### TASK DIRECTIONS
List all lines of the data containing the word "votre".

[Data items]
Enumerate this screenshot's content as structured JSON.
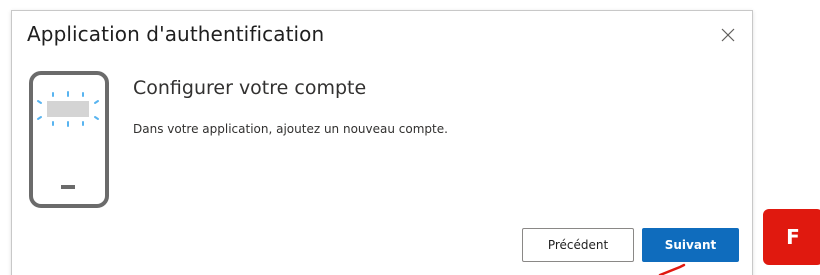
{
  "dialog": {
    "title": "Application d'authentification",
    "close_icon": "close-icon",
    "heading": "Configurer votre compte",
    "description": "Dans votre application, ajoutez un nouveau compte.",
    "phone_icon": "phone-illustration-icon"
  },
  "buttons": {
    "back_label": "Précédent",
    "next_label": "Suivant"
  },
  "annotation": {
    "badge_label": "F",
    "badge_color": "#e0190f",
    "arrow_color": "#e0190f"
  },
  "colors": {
    "primary": "#0f6cbd",
    "text": "#323130",
    "border": "#c8c8c8"
  }
}
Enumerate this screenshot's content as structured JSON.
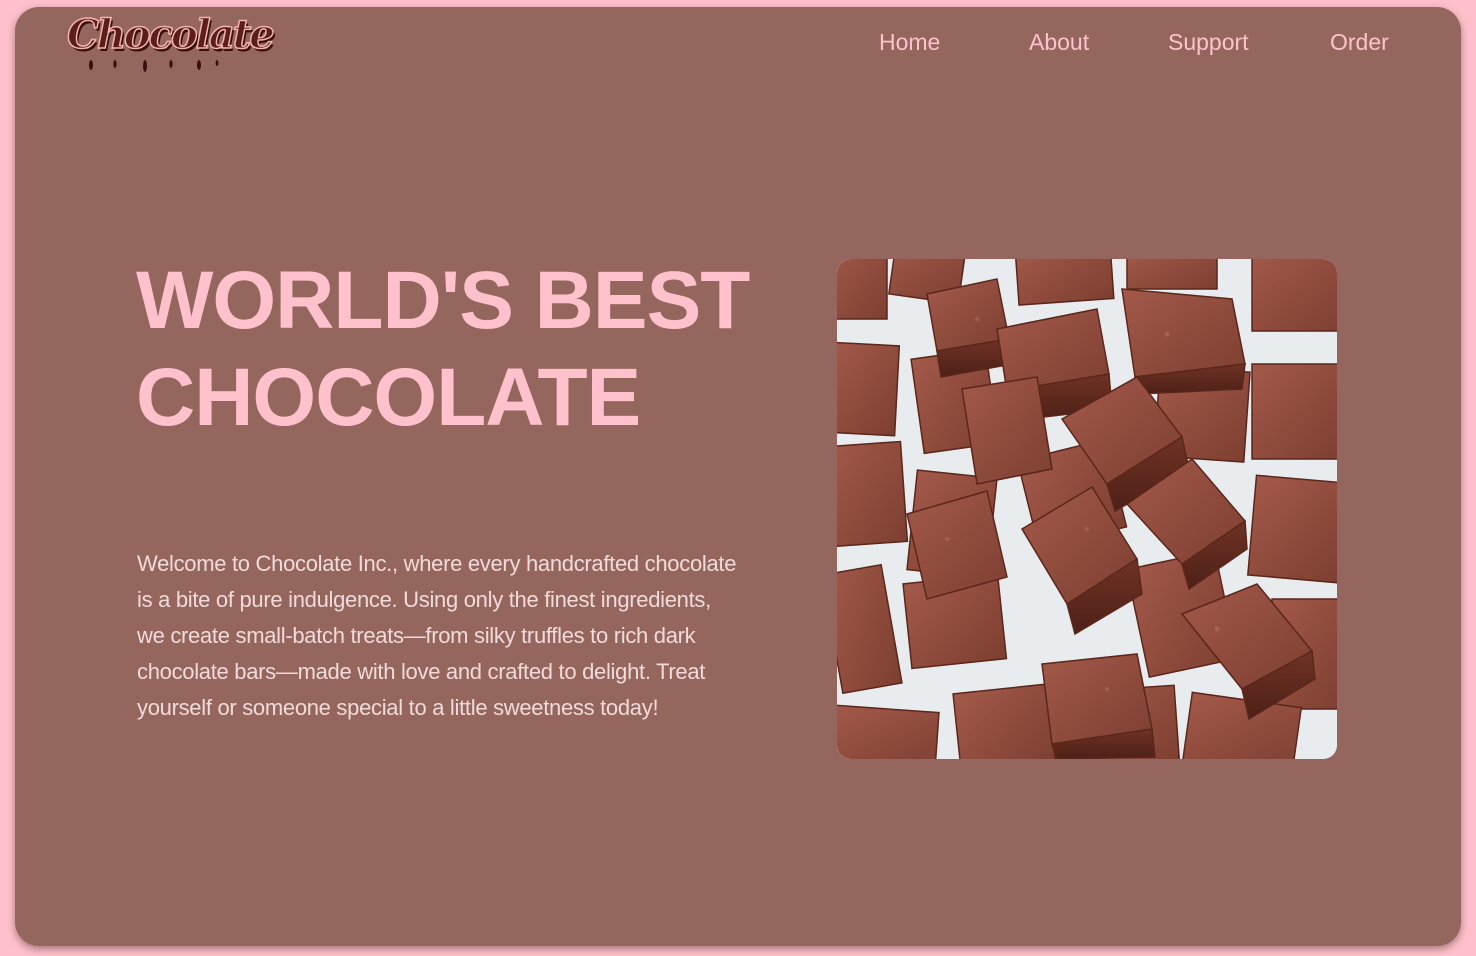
{
  "brand": {
    "logo_text": "Chocolate"
  },
  "nav": {
    "items": [
      {
        "label": "Home"
      },
      {
        "label": "About"
      },
      {
        "label": "Support"
      },
      {
        "label": "Order"
      }
    ]
  },
  "hero": {
    "headline_line1": "WORLD'S BEST",
    "headline_line2": "CHOCOLATE",
    "intro": "Welcome to Chocolate Inc., where every handcrafted chocolate is a bite of pure indulgence. Using only the finest ingredients, we create small-batch treats—from silky truffles to rich dark chocolate bars—made with love and crafted to delight. Treat yourself or someone special to a little sweetness today!"
  },
  "colors": {
    "page_border": "#ffc0cb",
    "card_background": "#94665d",
    "accent_text": "#ffc2cc",
    "body_text": "#f2dada",
    "chocolate": "#8a4a3a"
  }
}
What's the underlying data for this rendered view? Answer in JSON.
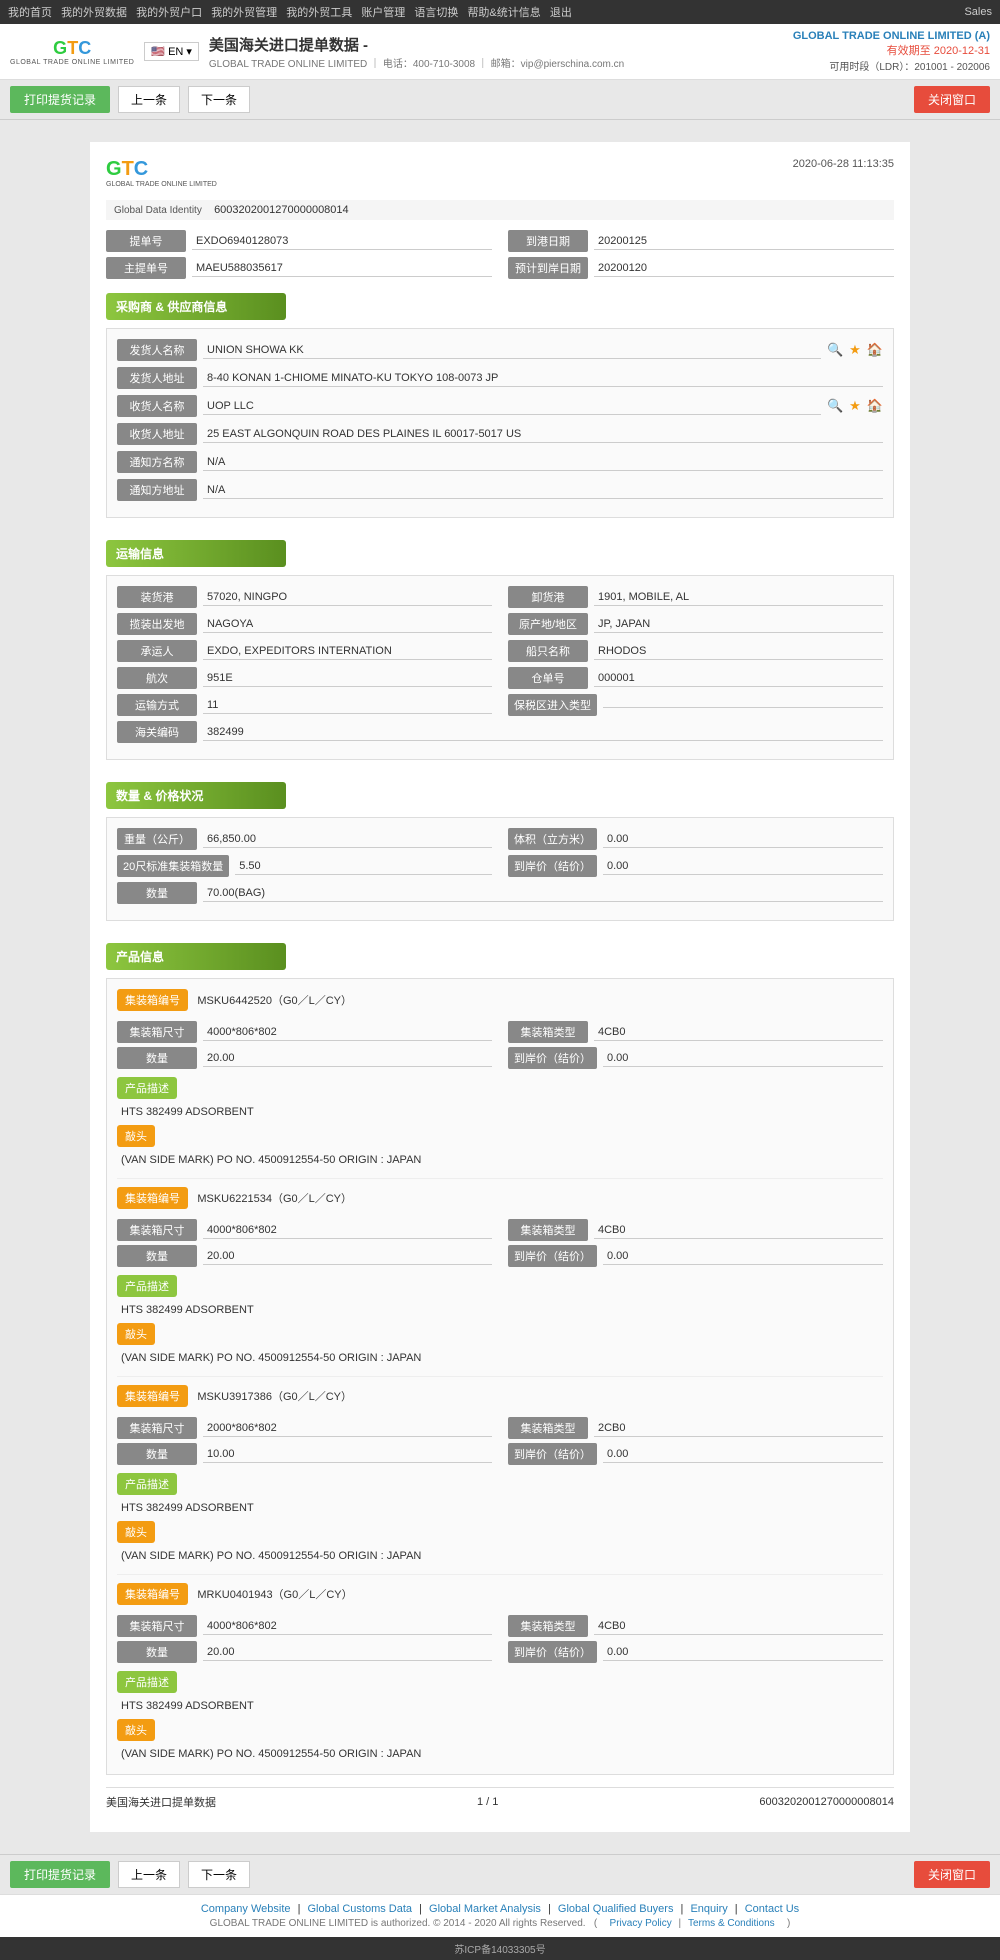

### SOLVED PROBLEM
    "heading": "Configurer votre compte",
    "description": "Dans votre application, ajoutez un nouveau compte.",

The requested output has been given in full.